Reproduce the full listing below unchanged, apart from the pictures.

:: MATERIAL SUPPLIED

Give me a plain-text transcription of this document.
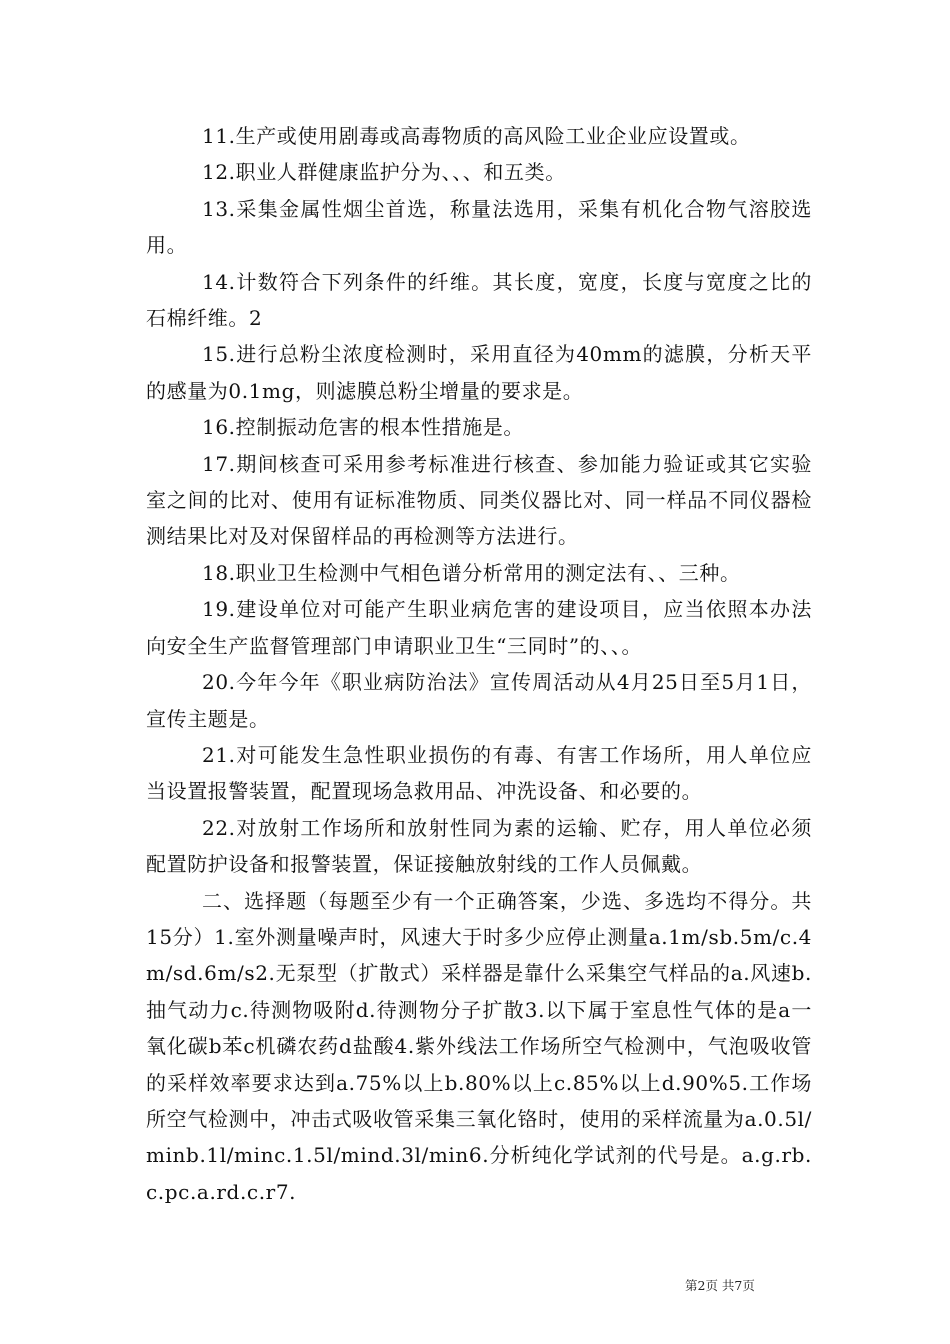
11.生产或使用剧毒或高毒物质的高风险工业企业应设置或。

12.职业人群健康监护分为、、、和五类。

13.采集金属性烟尘首选，称量法选用，采集有机化合物气溶胶选用。

14.计数符合下列条件的纤维。其长度，宽度，长度与宽度之比的石棉纤维。2

15.进行总粉尘浓度检测时，采用直径为40mm的滤膜，分析天平的感量为0.1mg，则滤膜总粉尘增量的要求是。

16.控制振动危害的根本性措施是。

17.期间核查可采用参考标准进行核查、参加能力验证或其它实验室之间的比对、使用有证标准物质、同类仪器比对、同一样品不同仪器检测结果比对及对保留样品的再检测等方法进行。

18.职业卫生检测中气相色谱分析常用的测定法有、、三种。

19.建设单位对可能产生职业病危害的建设项目，应当依照本办法向安全生产监督管理部门申请职业卫生“三同时”的、、。

20.今年今年《职业病防治法》宣传周活动从4月25日至5月1日，宣传主题是。

21.对可能发生急性职业损伤的有毒、有害工作场所，用人单位应当设置报警装置，配置现场急救用品、冲洗设备、和必要的。

22.对放射工作场所和放射性同为素的运输、贮存，用人单位必须配置防护设备和报警装置，保证接触放射线的工作人员佩戴。

二、选择题（每题至少有一个正确答案，少选、多选均不得分。共15分）1.室外测量噪声时，风速大于时多少应停止测量a.1m/sb.5m/c.4m/sd.6m/s2.无泵型（扩散式）采样器是靠什么采集空气样品的a.风速b.抽气动力c.待测物吸附d.待测物分子扩散3.以下属于室息性气体的是a一氧化碳b苯c机磷农药d盐酸4.紫外线法工作场所空气检测中，气泡吸收管的采样效率要求达到a.75%以上b.80%以上c.85%以上d.90%5.工作场所空气检测中，冲击式吸收管采集三氧化铬时，使用的采样流量为a.0.5l/minb.1l/minc.1.5l/mind.3l/min6.分析纯化学试剂的代号是。a.g.rb.c.pc.a.rd.c.r7.

第2页 共7页
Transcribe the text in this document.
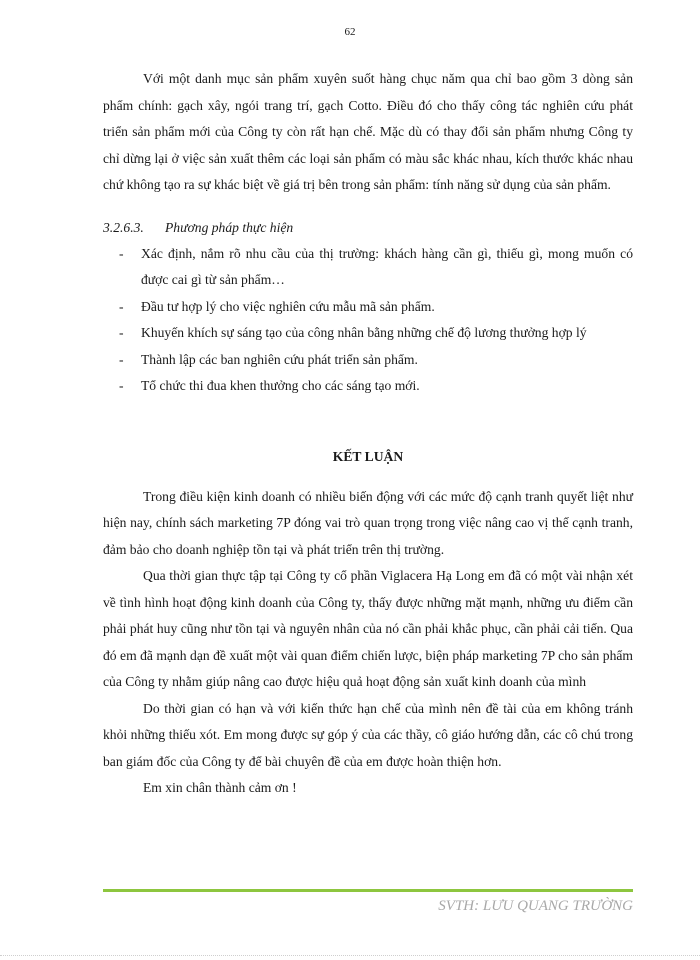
62

Với một danh mục sản phẩm xuyên suốt hàng chục năm qua chỉ bao gồm 3 dòng sản phẩm chính: gạch xây, ngói trang trí, gạch Cotto. Điều đó cho thấy công tác nghiên cứu phát triển sản phẩm mới của Công ty còn rất hạn chế. Mặc dù có thay đổi sản phẩm nhưng Công ty chỉ dừng lại ở việc sản xuất thêm các loại sản phẩm có màu sắc khác nhau, kích thước khác nhau chứ không tạo ra sự khác biệt về giá trị bên trong sản phẩm: tính năng sử dụng của sản phẩm.

3.2.6.3. Phương pháp thực hiện
- Xác định, nắm rõ nhu cầu của thị trường: khách hàng cần gì, thiếu gì, mong muốn có được cai gì từ sản phẩm…
- Đầu tư hợp lý cho việc nghiên cứu mẫu mã sản phẩm.
- Khuyến khích sự sáng tạo của công nhân bằng những chế độ lương thưởng hợp lý
- Thành lập các ban nghiên cứu phát triển sản phẩm.
- Tổ chức thi đua khen thưởng cho các sáng tạo mới.
KẾT LUẬN

Trong điều kiện kinh doanh có nhiều biến động với các mức độ cạnh tranh quyết liệt như hiện nay, chính sách marketing 7P đóng vai trò quan trọng trong việc nâng cao vị thế cạnh tranh, đảm bảo cho doanh nghiệp tồn tại và phát triển trên thị trường.

Qua thời gian thực tập tại Công ty cổ phần Viglacera Hạ Long em đã có một vài nhận xét về tình hình hoạt động kinh doanh của Công ty, thấy được những mặt mạnh, những ưu điểm cần phải phát huy cũng như tồn tại và nguyên nhân của nó cần phải khắc phục, cần phải cải tiến. Qua đó em đã mạnh dạn đề xuất một vài quan điểm chiến lược, biện pháp marketing 7P cho sản phẩm của Công ty nhằm giúp nâng cao được hiệu quả hoạt động sản xuất kinh doanh của mình

Do thời gian có hạn và với kiến thức hạn chế của mình nên đề tài của em không tránh khỏi những thiếu xót. Em mong được sự góp ý của các thầy, cô giáo hướng dẫn, các cô chú trong ban giám đốc của Công ty để bài chuyên đề của em được hoàn thiện hơn.

Em xin chân thành cảm ơn !

SVTH: LƯU QUANG TRƯỜNG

::::

RIGHT ANSWER =>
Give me a plain-text transcription of this document.
11.生产或使用剧毒或高毒物质的高风险工业企业应设置或。

12.职业人群健康监护分为、、、和五类。

13.采集金属性烟尘首选，称量法选用，采集有机化合物气溶胶选用。

14.计数符合下列条件的纤维。其长度，宽度，长度与宽度之比的石棉纤维。2

15.进行总粉尘浓度检测时，采用直径为40mm的滤膜，分析天平的感量为0.1mg，则滤膜总粉尘增量的要求是。

16.控制振动危害的根本性措施是。

17.期间核查可采用参考标准进行核查、参加能力验证或其它实验室之间的比对、使用有证标准物质、同类仪器比对、同一样品不同仪器检测结果比对及对保留样品的再检测等方法进行。

18.职业卫生检测中气相色谱分析常用的测定法有、、三种。

19.建设单位对可能产生职业病危害的建设项目，应当依照本办法向安全生产监督管理部门申请职业卫生“三同时”的、、。

20.今年今年《职业病防治法》宣传周活动从4月25日至5月1日，宣传主题是。

21.对可能发生急性职业损伤的有毒、有害工作场所，用人单位应当设置报警装置，配置现场急救用品、冲洗设备、和必要的。

22.对放射工作场所和放射性同为素的运输、贮存，用人单位必须配置防护设备和报警装置，保证接触放射线的工作人员佩戴。

二、选择题（每题至少有一个正确答案，少选、多选均不得分。共15分）1.室外测量噪声时，风速大于时多少应停止测量a.1m/sb.5m/c.4m/sd.6m/s2.无泵型（扩散式）采样器是靠什么采集空气样品的a.风速b.抽气动力c.待测物吸附d.待测物分子扩散3.以下属于室息性气体的是a一氧化碳b苯c机磷农药d盐酸4.紫外线法工作场所空气检测中，气泡吸收管的采样效率要求达到a.75%以上b.80%以上c.85%以上d.90%5.工作场所空气检测中，冲击式吸收管采集三氧化铬时，使用的采样流量为a.0.5l/minb.1l/minc.1.5l/mind.3l/min6.分析纯化学试剂的代号是。a.g.rb.c.pc.a.rd.c.r7.

第2页 共7页
Transcribe the text in this document.
62

Với một danh mục sản phẩm xuyên suốt hàng chục năm qua chỉ bao gồm 3 dòng sản phẩm chính: gạch xây, ngói trang trí, gạch Cotto. Điều đó cho thấy công tác nghiên cứu phát triển sản phẩm mới của Công ty còn rất hạn chế. Mặc dù có thay đổi sản phẩm nhưng Công ty chỉ dừng lại ở việc sản xuất thêm các loại sản phẩm có màu sắc khác nhau, kích thước khác nhau chứ không tạo ra sự khác biệt về giá trị bên trong sản phẩm: tính năng sử dụng của sản phẩm.

3.2.6.3. Phương pháp thực hiện
- Xác định, nắm rõ nhu cầu của thị trường: khách hàng cần gì, thiếu gì, mong muốn có được cai gì từ sản phẩm…
- Đầu tư hợp lý cho việc nghiên cứu mẫu mã sản phẩm.
- Khuyến khích sự sáng tạo của công nhân bằng những chế độ lương thưởng hợp lý
- Thành lập các ban nghiên cứu phát triển sản phẩm.
- Tổ chức thi đua khen thưởng cho các sáng tạo mới.
KẾT LUẬN

Trong điều kiện kinh doanh có nhiều biến động với các mức độ cạnh tranh quyết liệt như hiện nay, chính sách marketing 7P đóng vai trò quan trọng trong việc nâng cao vị thế cạnh tranh, đảm bảo cho doanh nghiệp tồn tại và phát triển trên thị trường.

Qua thời gian thực tập tại Công ty cổ phần Viglacera Hạ Long em đã có một vài nhận xét về tình hình hoạt động kinh doanh của Công ty, thấy được những mặt mạnh, những ưu điểm cần phải phát huy cũng như tồn tại và nguyên nhân của nó cần phải khắc phục, cần phải cải tiến. Qua đó em đã mạnh dạn đề xuất một vài quan điểm chiến lược, biện pháp marketing 7P cho sản phẩm của Công ty nhằm giúp nâng cao được hiệu quả hoạt động sản xuất kinh doanh của mình

Do thời gian có hạn và với kiến thức hạn chế của mình nên đề tài của em không tránh khỏi những thiếu xót. Em mong được sự góp ý của các thầy, cô giáo hướng dẫn, các cô chú trong ban giám đốc của Công ty để bài chuyên đề của em được hoàn thiện hơn.

Em xin chân thành cảm ơn !

SVTH: LƯU QUANG TRƯỜNG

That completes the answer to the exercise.